**WHAT YOU HAVE TO DO:**
Where the string "cette" occurs in the material below, report the whole line.

[Dataset items]
· · ·

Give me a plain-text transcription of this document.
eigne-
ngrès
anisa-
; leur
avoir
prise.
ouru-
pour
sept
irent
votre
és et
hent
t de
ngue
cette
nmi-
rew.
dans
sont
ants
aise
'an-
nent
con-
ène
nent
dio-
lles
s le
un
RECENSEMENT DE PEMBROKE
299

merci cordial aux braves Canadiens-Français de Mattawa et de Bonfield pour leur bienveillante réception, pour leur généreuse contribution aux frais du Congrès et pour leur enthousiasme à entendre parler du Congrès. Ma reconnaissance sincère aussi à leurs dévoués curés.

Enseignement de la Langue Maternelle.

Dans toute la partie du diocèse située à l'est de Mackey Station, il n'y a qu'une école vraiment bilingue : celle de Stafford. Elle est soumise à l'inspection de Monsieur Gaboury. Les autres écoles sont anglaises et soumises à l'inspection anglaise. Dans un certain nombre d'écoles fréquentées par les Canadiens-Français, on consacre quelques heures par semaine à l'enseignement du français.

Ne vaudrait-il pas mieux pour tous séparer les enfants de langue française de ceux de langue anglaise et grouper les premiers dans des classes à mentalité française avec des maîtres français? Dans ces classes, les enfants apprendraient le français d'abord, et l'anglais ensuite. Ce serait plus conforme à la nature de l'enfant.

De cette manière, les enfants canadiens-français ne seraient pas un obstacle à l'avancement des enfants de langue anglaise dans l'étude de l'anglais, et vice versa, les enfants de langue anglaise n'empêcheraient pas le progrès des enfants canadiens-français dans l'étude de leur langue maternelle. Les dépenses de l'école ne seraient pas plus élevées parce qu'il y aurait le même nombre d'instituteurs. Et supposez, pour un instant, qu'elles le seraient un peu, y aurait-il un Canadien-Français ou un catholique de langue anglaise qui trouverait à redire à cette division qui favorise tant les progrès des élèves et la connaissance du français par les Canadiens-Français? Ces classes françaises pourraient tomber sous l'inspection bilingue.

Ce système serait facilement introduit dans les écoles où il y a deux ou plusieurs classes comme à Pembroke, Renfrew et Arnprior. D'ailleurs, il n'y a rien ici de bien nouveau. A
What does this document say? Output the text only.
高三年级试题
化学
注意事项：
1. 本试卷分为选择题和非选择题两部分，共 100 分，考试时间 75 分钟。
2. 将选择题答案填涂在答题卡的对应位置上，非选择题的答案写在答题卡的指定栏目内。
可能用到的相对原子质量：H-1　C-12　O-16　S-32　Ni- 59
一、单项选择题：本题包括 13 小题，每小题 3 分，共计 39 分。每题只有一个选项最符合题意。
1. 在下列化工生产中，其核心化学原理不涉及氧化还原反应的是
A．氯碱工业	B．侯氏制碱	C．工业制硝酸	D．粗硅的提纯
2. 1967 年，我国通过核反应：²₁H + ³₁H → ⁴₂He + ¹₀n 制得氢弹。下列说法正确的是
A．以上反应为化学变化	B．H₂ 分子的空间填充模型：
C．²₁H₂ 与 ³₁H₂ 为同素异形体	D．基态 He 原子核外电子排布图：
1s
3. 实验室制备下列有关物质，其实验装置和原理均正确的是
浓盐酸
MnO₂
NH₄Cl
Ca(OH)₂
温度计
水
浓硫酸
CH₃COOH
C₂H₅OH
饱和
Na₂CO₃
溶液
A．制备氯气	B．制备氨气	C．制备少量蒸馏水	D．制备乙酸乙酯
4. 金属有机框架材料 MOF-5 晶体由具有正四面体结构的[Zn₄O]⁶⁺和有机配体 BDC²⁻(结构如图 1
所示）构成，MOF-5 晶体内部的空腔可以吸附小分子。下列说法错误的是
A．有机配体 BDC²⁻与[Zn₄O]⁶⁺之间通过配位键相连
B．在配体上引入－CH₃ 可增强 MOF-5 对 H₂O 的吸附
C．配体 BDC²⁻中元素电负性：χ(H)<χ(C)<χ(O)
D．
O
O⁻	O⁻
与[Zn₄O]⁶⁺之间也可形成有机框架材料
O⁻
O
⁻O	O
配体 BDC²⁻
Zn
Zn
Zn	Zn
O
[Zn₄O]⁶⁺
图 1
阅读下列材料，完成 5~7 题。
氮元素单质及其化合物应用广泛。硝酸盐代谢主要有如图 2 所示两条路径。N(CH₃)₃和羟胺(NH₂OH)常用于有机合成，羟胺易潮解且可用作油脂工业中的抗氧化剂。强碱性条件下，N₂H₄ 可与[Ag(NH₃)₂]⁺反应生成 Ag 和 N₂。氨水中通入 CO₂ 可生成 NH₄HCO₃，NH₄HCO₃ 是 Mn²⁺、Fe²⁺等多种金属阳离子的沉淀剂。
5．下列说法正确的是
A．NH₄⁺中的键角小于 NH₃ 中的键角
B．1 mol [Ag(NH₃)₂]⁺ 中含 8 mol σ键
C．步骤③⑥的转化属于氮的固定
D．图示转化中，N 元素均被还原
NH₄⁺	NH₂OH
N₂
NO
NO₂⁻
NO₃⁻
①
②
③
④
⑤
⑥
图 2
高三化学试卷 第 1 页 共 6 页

· · ·

**FINAL ANSWER:**
cette
De cette manière, les enfants canadiens-français ne seraient pas un obstacle à l'avancement des enfants de langue anglaise dans l'étude de l'anglais, et vice versa, les enfants de langue anglaise n'empêcheraient pas le progrès des enfants canadiens-français dans l'étude de leur langue maternelle. Les dépenses de l'école ne seraient pas plus élevées parce qu'il y aurait le même nombre d'instituteurs. Et supposez, pour un instant, qu'elles le seraient un peu, y aurait-il un Canadien-Français ou un catholique de langue anglaise qui trouverait à redire à cette division qui favorise tant les progrès des élèves et la connaissance du français par les Canadiens-Français? Ces classes françaises pourraient tomber sous l'inspection bilingue.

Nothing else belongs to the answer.